Entries:
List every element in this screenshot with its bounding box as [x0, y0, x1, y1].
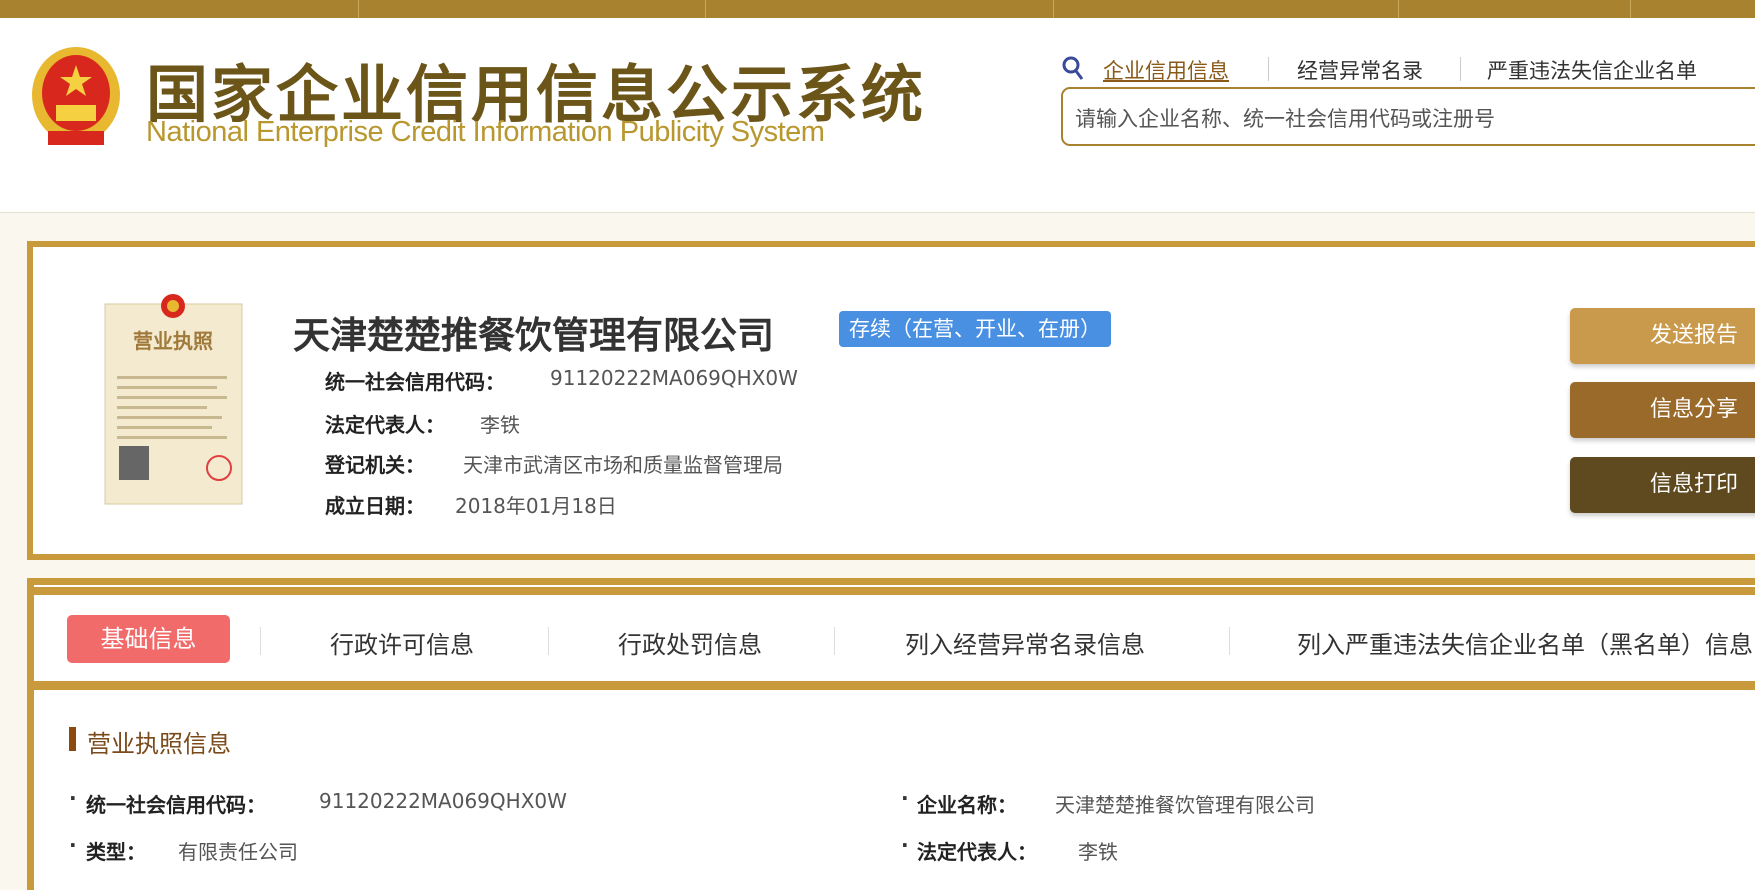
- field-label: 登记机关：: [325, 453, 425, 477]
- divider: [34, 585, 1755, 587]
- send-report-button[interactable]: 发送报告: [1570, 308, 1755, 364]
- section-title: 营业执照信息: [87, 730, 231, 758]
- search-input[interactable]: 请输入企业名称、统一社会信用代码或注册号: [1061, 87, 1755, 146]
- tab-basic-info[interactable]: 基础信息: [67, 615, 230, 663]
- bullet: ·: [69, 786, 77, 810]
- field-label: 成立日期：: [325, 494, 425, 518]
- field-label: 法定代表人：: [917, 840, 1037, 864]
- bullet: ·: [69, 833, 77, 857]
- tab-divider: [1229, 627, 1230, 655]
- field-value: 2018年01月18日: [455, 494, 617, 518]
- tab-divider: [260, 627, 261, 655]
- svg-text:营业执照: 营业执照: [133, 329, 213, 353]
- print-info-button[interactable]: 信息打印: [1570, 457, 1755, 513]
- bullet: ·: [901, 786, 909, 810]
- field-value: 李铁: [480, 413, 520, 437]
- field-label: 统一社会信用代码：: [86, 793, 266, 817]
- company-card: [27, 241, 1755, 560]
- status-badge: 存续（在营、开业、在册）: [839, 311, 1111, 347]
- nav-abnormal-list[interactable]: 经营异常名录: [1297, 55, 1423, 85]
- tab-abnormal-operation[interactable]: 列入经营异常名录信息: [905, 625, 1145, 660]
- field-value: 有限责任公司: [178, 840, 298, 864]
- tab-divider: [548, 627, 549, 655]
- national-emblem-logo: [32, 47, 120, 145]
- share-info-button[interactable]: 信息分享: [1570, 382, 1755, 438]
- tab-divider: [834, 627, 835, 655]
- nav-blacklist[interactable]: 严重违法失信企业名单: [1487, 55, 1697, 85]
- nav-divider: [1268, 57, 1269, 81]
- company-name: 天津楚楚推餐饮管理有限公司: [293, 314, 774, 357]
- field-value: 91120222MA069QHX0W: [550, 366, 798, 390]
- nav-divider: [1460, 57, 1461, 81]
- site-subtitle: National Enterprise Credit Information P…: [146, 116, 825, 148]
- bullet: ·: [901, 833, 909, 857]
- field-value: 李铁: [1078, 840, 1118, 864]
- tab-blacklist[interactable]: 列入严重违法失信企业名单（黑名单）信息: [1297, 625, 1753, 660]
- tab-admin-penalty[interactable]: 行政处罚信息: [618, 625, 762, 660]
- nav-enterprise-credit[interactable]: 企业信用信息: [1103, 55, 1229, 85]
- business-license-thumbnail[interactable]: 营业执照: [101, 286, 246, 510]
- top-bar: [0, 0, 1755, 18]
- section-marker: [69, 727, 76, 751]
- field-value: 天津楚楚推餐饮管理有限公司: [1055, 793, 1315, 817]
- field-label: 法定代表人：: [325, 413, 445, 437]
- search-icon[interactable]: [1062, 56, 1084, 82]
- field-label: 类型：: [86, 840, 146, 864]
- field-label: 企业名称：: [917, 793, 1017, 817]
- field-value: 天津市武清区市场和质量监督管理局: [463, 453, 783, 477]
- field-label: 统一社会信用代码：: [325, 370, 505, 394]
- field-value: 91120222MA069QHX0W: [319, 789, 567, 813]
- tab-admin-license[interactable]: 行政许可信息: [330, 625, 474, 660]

What you need to do: Format the data above as a numbered list with one entry per line. Skip any blank lines and leave out the picture.

Exercise solution:
1. List every element in this screenshot with its bounding box as [x0, y0, x1, y1].
2. - field-label: 登记机关：: [325, 453, 425, 477]
3. - divider: [34, 585, 1755, 587]
4. - send-report-button[interactable]: 发送报告: [1570, 308, 1755, 364]
5. - section-title: 营业执照信息: [87, 730, 231, 758]
6. - search-input[interactable]: 请输入企业名称、统一社会信用代码或注册号: [1061, 87, 1755, 146]
7. - tab-basic-info[interactable]: 基础信息: [67, 615, 230, 663]
8. - bullet: ·: [69, 786, 77, 810]
9. - field-label: 成立日期：: [325, 494, 425, 518]
10. - field-label: 法定代表人：: [917, 840, 1037, 864]
11. - bullet: ·: [69, 833, 77, 857]
12. - tab-divider: [1229, 627, 1230, 655]
13. - field-value: 2018年01月18日: [455, 494, 617, 518]
14. - tab-divider: [260, 627, 261, 655]
15. - svg-text:营业执照: 营业执照: [133, 329, 213, 353]
16. - print-info-button[interactable]: 信息打印: [1570, 457, 1755, 513]
17. - bullet: ·: [901, 786, 909, 810]
18. - field-value: 李铁: [480, 413, 520, 437]
19. - field-label: 统一社会信用代码：: [86, 793, 266, 817]
20. - company-card: [27, 241, 1755, 560]
21. - status-badge: 存续（在营、开业、在册）: [839, 311, 1111, 347]
22. - nav-abnormal-list[interactable]: 经营异常名录: [1297, 55, 1423, 85]
23. - tab-abnormal-operation[interactable]: 列入经营异常名录信息: [905, 625, 1145, 660]
24. - field-value: 有限责任公司: [178, 840, 298, 864]
25. - tab-divider: [548, 627, 549, 655]
26. - national-emblem-logo: [32, 47, 120, 145]
27. - share-info-button[interactable]: 信息分享: [1570, 382, 1755, 438]
28. - tab-divider: [834, 627, 835, 655]
29. - nav-blacklist[interactable]: 严重违法失信企业名单: [1487, 55, 1697, 85]
30. - nav-divider: [1268, 57, 1269, 81]
31. - company-name: 天津楚楚推餐饮管理有限公司: [293, 314, 774, 357]
32. - field-value: 91120222MA069QHX0W: [550, 366, 798, 390]
33. - nav-divider: [1460, 57, 1461, 81]
34. - site-subtitle: National Enterprise Credit Information P…: [146, 116, 825, 148]
35. - bullet: ·: [901, 833, 909, 857]
36. - field-value: 李铁: [1078, 840, 1118, 864]
37. - tab-blacklist[interactable]: 列入严重违法失信企业名单（黑名单）信息: [1297, 625, 1753, 660]
38. - tab-admin-penalty[interactable]: 行政处罚信息: [618, 625, 762, 660]
39. - nav-enterprise-credit[interactable]: 企业信用信息: [1103, 55, 1229, 85]
40. - business-license-thumbnail[interactable]: 营业执照: [101, 286, 246, 510]
41. - top-bar: [0, 0, 1755, 18]
42. - section-marker: [69, 727, 76, 751]
43. - field-value: 天津楚楚推餐饮管理有限公司: [1055, 793, 1315, 817]
44. - field-label: 法定代表人：: [325, 413, 445, 437]
45. - search-icon[interactable]: [1062, 56, 1084, 82]
46. - field-label: 类型：: [86, 840, 146, 864]
47. - field-label: 企业名称：: [917, 793, 1017, 817]
48. - field-value: 天津市武清区市场和质量监督管理局: [463, 453, 783, 477]
49. - field-label: 统一社会信用代码：: [325, 370, 505, 394]
50. - field-value: 91120222MA069QHX0W: [319, 789, 567, 813]
51. - tab-admin-license[interactable]: 行政许可信息: [330, 625, 474, 660]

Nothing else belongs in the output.